TASK DETAILS
Copy out all of the material, matching it word for word.

------ DATA SHOWN ------

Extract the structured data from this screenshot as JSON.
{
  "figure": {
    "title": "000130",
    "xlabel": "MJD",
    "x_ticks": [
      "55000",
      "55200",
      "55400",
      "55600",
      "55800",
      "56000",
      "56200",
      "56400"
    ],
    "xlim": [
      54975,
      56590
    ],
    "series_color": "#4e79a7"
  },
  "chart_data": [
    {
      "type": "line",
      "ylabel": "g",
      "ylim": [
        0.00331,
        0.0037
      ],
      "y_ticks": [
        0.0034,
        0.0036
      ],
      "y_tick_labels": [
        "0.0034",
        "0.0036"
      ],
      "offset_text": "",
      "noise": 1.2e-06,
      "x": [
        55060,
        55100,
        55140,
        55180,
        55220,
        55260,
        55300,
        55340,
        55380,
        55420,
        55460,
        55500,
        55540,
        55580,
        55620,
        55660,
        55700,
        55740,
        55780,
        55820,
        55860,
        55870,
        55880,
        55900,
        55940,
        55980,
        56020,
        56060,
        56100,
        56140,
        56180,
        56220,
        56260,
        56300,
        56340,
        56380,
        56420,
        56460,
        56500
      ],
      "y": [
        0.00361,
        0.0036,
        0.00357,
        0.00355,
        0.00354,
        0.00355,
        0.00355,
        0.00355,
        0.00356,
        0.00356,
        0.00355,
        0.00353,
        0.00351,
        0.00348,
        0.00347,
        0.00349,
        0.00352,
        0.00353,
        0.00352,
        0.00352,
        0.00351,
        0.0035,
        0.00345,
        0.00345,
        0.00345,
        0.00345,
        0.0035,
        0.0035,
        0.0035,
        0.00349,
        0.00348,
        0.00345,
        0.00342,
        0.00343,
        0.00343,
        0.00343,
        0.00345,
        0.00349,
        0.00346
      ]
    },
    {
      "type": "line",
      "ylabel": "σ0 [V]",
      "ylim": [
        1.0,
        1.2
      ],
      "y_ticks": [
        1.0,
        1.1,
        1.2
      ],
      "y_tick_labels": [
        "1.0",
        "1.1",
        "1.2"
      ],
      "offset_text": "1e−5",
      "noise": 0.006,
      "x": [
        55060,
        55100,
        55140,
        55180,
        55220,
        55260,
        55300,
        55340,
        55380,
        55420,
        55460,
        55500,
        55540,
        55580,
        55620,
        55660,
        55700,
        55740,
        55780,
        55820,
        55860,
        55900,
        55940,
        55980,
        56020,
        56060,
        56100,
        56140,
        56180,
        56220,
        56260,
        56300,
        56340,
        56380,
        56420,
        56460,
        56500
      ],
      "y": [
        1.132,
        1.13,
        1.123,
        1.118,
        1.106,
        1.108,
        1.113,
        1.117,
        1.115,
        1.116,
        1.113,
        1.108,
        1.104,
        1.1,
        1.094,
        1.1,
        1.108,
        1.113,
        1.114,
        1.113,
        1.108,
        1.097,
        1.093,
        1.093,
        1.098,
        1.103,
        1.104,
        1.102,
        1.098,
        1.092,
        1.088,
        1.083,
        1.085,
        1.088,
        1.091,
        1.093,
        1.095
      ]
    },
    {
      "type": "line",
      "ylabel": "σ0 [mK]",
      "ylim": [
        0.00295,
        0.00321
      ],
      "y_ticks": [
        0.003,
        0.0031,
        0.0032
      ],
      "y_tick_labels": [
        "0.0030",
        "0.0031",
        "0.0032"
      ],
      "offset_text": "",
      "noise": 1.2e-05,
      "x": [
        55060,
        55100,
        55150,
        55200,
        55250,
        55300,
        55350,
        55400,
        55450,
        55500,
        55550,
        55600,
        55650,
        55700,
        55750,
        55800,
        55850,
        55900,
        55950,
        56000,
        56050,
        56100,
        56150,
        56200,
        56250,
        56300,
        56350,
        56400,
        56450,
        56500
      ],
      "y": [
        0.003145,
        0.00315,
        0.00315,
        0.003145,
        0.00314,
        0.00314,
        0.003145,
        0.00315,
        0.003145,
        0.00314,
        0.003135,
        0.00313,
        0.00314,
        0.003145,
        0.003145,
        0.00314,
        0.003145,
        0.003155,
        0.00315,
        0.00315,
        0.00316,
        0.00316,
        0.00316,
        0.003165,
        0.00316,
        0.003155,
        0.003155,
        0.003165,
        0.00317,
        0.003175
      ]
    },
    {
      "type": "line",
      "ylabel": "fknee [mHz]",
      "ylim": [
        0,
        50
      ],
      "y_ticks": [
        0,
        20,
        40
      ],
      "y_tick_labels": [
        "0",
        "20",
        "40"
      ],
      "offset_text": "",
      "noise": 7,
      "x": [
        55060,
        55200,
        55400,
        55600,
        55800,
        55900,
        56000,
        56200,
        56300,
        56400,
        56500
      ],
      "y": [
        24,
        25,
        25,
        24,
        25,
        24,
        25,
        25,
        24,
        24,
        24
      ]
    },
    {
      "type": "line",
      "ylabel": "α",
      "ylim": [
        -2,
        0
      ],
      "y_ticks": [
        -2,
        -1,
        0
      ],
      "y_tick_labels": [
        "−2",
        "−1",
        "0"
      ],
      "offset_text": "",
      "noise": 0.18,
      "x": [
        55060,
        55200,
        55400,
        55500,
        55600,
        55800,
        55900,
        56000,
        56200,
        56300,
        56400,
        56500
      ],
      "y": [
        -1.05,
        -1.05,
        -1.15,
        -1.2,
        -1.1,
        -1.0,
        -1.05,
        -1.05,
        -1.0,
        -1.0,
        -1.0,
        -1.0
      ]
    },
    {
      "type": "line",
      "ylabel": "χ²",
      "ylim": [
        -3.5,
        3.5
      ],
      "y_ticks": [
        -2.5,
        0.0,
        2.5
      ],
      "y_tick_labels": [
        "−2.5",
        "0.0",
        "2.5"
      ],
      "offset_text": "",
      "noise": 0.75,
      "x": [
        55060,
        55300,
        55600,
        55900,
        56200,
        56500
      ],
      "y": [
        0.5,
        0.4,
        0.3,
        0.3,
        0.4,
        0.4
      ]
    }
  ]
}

------

OUTPUT BELOW
Extract the structured data from this screenshot as JSON.
{
  "figure": {
    "title": "000130",
    "xlabel": "MJD",
    "x_ticks": [
      "55000",
      "55200",
      "55400",
      "55600",
      "55800",
      "56000",
      "56200",
      "56400"
    ],
    "xlim": [
      54975,
      56590
    ],
    "series_color": "#4e79a7"
  },
  "chart_data": [
    {
      "type": "line",
      "ylabel": "g",
      "ylim": [
        0.00331,
        0.0037
      ],
      "y_ticks": [
        0.0034,
        0.0036
      ],
      "y_tick_labels": [
        "0.0034",
        "0.0036"
      ],
      "offset_text": "",
      "noise": 1.2e-06,
      "x": [
        55060,
        55100,
        55140,
        55180,
        55220,
        55260,
        55300,
        55340,
        55380,
        55420,
        55460,
        55500,
        55540,
        55580,
        55620,
        55660,
        55700,
        55740,
        55780,
        55820,
        55860,
        55870,
        55880,
        55900,
        55940,
        55980,
        56020,
        56060,
        56100,
        56140,
        56180,
        56220,
        56260,
        56300,
        56340,
        56380,
        56420,
        56460,
        56500
      ],
      "y": [
        0.00361,
        0.0036,
        0.00357,
        0.00355,
        0.00354,
        0.00355,
        0.00355,
        0.00355,
        0.00356,
        0.00356,
        0.00355,
        0.00353,
        0.00351,
        0.00348,
        0.00347,
        0.00349,
        0.00352,
        0.00353,
        0.00352,
        0.00352,
        0.00351,
        0.0035,
        0.00345,
        0.00345,
        0.00345,
        0.00345,
        0.0035,
        0.0035,
        0.0035,
        0.00349,
        0.00348,
        0.00345,
        0.00342,
        0.00343,
        0.00343,
        0.00343,
        0.00345,
        0.00349,
        0.00346
      ]
    },
    {
      "type": "line",
      "ylabel": "σ0 [V]",
      "ylim": [
        1.0,
        1.2
      ],
      "y_ticks": [
        1.0,
        1.1,
        1.2
      ],
      "y_tick_labels": [
        "1.0",
        "1.1",
        "1.2"
      ],
      "offset_text": "1e−5",
      "noise": 0.006,
      "x": [
        55060,
        55100,
        55140,
        55180,
        55220,
        55260,
        55300,
        55340,
        55380,
        55420,
        55460,
        55500,
        55540,
        55580,
        55620,
        55660,
        55700,
        55740,
        55780,
        55820,
        55860,
        55900,
        55940,
        55980,
        56020,
        56060,
        56100,
        56140,
        56180,
        56220,
        56260,
        56300,
        56340,
        56380,
        56420,
        56460,
        56500
      ],
      "y": [
        1.132,
        1.13,
        1.123,
        1.118,
        1.106,
        1.108,
        1.113,
        1.117,
        1.115,
        1.116,
        1.113,
        1.108,
        1.104,
        1.1,
        1.094,
        1.1,
        1.108,
        1.113,
        1.114,
        1.113,
        1.108,
        1.097,
        1.093,
        1.093,
        1.098,
        1.103,
        1.104,
        1.102,
        1.098,
        1.092,
        1.088,
        1.083,
        1.085,
        1.088,
        1.091,
        1.093,
        1.095
      ]
    },
    {
      "type": "line",
      "ylabel": "σ0 [mK]",
      "ylim": [
        0.00295,
        0.00321
      ],
      "y_ticks": [
        0.003,
        0.0031,
        0.0032
      ],
      "y_tick_labels": [
        "0.0030",
        "0.0031",
        "0.0032"
      ],
      "offset_text": "",
      "noise": 1.2e-05,
      "x": [
        55060,
        55100,
        55150,
        55200,
        55250,
        55300,
        55350,
        55400,
        55450,
        55500,
        55550,
        55600,
        55650,
        55700,
        55750,
        55800,
        55850,
        55900,
        55950,
        56000,
        56050,
        56100,
        56150,
        56200,
        56250,
        56300,
        56350,
        56400,
        56450,
        56500
      ],
      "y": [
        0.003145,
        0.00315,
        0.00315,
        0.003145,
        0.00314,
        0.00314,
        0.003145,
        0.00315,
        0.003145,
        0.00314,
        0.003135,
        0.00313,
        0.00314,
        0.003145,
        0.003145,
        0.00314,
        0.003145,
        0.003155,
        0.00315,
        0.00315,
        0.00316,
        0.00316,
        0.00316,
        0.003165,
        0.00316,
        0.003155,
        0.003155,
        0.003165,
        0.00317,
        0.003175
      ]
    },
    {
      "type": "line",
      "ylabel": "fknee [mHz]",
      "ylim": [
        0,
        50
      ],
      "y_ticks": [
        0,
        20,
        40
      ],
      "y_tick_labels": [
        "0",
        "20",
        "40"
      ],
      "offset_text": "",
      "noise": 7,
      "x": [
        55060,
        55200,
        55400,
        55600,
        55800,
        55900,
        56000,
        56200,
        56300,
        56400,
        56500
      ],
      "y": [
        24,
        25,
        25,
        24,
        25,
        24,
        25,
        25,
        24,
        24,
        24
      ]
    },
    {
      "type": "line",
      "ylabel": "α",
      "ylim": [
        -2,
        0
      ],
      "y_ticks": [
        -2,
        -1,
        0
      ],
      "y_tick_labels": [
        "−2",
        "−1",
        "0"
      ],
      "offset_text": "",
      "noise": 0.18,
      "x": [
        55060,
        55200,
        55400,
        55500,
        55600,
        55800,
        55900,
        56000,
        56200,
        56300,
        56400,
        56500
      ],
      "y": [
        -1.05,
        -1.05,
        -1.15,
        -1.2,
        -1.1,
        -1.0,
        -1.05,
        -1.05,
        -1.0,
        -1.0,
        -1.0,
        -1.0
      ]
    },
    {
      "type": "line",
      "ylabel": "χ²",
      "ylim": [
        -3.5,
        3.5
      ],
      "y_ticks": [
        -2.5,
        0.0,
        2.5
      ],
      "y_tick_labels": [
        "−2.5",
        "0.0",
        "2.5"
      ],
      "offset_text": "",
      "noise": 0.75,
      "x": [
        55060,
        55300,
        55600,
        55900,
        56200,
        56500
      ],
      "y": [
        0.5,
        0.4,
        0.3,
        0.3,
        0.4,
        0.4
      ]
    }
  ]
}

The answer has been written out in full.